* **TASK OBJECTIVE**:
Count how many lines of the material below have the word "только" and give only the number.
* Start *
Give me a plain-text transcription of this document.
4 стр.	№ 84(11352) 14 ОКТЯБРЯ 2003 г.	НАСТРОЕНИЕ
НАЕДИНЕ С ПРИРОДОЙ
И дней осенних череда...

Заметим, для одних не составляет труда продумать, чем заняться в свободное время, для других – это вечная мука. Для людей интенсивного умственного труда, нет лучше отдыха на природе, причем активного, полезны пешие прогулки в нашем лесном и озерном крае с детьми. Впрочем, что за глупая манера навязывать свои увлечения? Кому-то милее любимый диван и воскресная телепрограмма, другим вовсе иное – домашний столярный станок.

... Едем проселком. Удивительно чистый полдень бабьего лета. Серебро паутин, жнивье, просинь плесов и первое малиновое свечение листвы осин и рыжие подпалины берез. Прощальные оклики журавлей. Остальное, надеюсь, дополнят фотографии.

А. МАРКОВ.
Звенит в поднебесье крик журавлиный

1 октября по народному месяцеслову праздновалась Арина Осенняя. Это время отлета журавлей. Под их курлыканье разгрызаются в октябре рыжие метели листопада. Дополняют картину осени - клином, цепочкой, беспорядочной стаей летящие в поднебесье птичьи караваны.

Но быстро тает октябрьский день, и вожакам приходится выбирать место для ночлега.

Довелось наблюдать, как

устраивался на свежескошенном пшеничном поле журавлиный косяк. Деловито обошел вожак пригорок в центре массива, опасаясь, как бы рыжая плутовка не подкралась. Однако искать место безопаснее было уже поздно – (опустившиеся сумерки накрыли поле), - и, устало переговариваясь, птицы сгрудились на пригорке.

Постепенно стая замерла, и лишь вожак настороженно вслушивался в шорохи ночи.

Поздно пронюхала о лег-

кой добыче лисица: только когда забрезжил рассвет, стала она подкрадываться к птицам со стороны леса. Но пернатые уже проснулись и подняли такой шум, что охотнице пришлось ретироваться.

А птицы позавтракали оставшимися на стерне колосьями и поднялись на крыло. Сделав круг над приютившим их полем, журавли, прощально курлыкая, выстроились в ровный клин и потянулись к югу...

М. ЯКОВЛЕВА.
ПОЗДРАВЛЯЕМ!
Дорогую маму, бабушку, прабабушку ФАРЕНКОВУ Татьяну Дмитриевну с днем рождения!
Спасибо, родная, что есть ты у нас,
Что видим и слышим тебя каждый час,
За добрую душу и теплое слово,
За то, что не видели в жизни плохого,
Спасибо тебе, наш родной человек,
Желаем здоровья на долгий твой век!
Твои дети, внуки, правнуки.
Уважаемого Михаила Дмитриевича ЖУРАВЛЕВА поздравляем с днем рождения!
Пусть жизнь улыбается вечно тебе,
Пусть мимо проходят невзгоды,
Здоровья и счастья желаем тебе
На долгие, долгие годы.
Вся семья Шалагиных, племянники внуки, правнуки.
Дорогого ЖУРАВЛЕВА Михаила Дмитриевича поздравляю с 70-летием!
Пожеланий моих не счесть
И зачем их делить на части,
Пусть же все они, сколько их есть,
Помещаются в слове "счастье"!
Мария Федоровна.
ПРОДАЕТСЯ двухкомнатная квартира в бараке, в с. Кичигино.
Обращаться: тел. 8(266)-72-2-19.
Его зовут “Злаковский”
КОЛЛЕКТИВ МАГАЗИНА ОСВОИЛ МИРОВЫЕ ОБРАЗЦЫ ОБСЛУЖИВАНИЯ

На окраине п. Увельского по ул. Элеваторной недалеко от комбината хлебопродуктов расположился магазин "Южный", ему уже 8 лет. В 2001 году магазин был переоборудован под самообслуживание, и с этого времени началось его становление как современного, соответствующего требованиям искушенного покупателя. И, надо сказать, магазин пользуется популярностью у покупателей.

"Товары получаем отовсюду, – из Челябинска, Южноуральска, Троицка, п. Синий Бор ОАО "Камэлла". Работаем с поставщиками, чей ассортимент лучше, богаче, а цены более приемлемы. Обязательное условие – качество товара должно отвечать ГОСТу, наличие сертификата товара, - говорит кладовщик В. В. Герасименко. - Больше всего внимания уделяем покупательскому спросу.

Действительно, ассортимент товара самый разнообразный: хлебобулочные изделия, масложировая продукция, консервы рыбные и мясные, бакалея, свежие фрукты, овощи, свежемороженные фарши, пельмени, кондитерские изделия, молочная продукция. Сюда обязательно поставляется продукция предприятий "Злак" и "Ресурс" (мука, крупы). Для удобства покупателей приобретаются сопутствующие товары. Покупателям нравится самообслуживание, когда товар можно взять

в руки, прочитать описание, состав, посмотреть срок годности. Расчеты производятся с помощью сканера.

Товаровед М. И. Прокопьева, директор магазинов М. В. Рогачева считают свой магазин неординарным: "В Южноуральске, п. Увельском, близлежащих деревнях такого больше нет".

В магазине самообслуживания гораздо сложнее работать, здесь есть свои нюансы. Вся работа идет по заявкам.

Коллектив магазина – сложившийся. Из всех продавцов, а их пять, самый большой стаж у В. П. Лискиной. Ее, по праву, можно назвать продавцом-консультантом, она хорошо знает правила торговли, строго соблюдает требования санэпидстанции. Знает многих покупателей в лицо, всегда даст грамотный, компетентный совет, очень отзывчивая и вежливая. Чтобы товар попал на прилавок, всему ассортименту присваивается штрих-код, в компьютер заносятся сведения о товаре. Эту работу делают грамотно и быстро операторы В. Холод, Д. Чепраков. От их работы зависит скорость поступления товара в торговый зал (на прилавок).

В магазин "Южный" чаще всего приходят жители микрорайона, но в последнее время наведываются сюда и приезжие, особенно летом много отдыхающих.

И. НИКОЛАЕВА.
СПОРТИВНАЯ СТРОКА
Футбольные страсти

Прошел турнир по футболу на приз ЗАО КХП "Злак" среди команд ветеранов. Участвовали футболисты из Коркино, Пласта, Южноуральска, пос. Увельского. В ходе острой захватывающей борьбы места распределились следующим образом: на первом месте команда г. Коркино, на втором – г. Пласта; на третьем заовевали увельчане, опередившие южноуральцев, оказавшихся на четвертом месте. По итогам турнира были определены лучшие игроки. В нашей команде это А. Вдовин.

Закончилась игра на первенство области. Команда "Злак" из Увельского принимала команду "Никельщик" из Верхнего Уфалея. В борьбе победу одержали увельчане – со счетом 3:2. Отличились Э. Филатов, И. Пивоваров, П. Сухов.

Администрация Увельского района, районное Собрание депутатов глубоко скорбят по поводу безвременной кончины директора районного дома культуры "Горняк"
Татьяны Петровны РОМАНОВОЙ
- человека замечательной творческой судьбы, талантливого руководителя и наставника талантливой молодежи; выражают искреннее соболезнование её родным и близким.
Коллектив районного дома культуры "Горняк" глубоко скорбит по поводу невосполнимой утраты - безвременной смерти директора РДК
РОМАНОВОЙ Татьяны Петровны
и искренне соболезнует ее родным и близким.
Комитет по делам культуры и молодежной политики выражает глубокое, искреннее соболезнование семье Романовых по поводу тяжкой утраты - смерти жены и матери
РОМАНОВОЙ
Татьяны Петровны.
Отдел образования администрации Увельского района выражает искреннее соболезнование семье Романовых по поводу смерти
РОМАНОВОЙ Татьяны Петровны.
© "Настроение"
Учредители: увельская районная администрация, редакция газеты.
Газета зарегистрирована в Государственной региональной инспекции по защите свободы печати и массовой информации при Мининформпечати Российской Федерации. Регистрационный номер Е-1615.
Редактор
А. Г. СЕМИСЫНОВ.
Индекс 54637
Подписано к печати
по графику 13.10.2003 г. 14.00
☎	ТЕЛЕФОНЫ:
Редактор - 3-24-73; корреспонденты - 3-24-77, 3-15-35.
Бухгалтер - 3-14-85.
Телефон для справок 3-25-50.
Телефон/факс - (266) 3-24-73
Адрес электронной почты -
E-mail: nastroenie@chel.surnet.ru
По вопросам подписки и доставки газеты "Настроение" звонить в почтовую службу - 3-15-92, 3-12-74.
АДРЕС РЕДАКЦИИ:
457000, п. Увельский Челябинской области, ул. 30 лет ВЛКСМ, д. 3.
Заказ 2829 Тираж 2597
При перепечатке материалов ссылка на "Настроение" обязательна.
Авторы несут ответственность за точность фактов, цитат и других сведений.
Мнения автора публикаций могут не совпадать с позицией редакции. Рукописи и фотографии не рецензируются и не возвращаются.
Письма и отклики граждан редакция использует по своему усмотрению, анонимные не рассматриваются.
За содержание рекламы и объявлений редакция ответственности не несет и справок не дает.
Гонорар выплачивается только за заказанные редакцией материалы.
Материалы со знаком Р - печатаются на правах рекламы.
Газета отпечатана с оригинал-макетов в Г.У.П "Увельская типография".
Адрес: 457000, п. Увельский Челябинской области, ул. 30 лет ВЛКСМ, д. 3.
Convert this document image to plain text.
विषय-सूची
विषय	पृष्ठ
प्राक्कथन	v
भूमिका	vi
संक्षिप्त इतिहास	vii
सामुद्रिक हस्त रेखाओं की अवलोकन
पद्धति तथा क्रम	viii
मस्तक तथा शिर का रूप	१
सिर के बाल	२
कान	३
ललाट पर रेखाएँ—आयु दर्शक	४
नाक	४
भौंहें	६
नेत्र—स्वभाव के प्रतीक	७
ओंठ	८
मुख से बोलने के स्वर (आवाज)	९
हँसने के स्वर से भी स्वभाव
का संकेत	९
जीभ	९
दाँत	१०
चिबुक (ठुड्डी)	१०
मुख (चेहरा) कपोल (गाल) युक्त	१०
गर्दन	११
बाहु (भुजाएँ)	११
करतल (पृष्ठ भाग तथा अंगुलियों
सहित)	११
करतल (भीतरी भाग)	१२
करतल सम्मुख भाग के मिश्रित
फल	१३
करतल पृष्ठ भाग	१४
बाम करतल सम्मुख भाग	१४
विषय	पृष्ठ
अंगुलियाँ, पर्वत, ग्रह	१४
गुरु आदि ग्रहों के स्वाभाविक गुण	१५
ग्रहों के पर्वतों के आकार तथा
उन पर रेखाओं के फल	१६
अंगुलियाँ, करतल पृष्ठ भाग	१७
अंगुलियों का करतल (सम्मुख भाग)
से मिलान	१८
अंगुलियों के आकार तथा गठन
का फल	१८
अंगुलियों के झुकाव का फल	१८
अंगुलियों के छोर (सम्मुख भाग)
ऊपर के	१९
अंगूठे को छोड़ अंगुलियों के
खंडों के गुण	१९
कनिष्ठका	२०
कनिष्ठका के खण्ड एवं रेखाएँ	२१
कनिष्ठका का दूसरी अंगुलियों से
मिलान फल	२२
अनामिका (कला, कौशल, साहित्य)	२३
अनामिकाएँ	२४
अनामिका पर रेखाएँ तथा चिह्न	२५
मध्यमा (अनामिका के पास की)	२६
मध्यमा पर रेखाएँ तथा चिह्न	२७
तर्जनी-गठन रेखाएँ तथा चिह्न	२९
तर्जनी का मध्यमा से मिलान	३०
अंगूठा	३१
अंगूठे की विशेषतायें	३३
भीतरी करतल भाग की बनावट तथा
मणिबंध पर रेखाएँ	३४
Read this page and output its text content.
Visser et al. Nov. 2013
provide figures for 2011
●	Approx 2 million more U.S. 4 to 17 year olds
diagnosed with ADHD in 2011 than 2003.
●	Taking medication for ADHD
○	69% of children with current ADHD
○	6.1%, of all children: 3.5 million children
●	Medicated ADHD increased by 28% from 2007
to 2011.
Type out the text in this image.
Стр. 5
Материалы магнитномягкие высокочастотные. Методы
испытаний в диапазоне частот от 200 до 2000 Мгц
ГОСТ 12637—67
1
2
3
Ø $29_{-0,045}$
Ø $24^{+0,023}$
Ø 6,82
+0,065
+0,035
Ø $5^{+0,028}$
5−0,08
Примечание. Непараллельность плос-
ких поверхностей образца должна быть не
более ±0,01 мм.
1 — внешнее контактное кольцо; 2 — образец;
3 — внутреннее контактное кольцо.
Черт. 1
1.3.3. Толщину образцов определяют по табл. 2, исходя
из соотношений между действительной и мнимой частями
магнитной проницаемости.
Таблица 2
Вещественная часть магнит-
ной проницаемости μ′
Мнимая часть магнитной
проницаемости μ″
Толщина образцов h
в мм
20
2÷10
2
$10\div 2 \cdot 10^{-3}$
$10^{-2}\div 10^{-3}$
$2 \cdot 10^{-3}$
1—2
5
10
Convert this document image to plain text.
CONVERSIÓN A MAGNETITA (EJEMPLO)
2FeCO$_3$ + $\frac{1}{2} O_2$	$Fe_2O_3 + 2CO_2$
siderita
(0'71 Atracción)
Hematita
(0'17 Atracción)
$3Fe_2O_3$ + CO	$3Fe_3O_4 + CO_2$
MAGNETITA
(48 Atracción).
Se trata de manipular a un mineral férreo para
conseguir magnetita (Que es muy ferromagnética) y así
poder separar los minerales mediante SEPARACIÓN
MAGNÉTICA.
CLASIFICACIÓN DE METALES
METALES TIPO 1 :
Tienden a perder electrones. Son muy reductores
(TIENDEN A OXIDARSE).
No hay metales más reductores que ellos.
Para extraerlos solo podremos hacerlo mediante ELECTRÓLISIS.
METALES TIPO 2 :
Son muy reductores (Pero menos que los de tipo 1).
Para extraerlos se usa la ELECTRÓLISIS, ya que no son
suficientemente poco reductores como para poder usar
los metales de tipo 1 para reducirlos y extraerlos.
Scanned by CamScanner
* End *
* **REPLY**:
2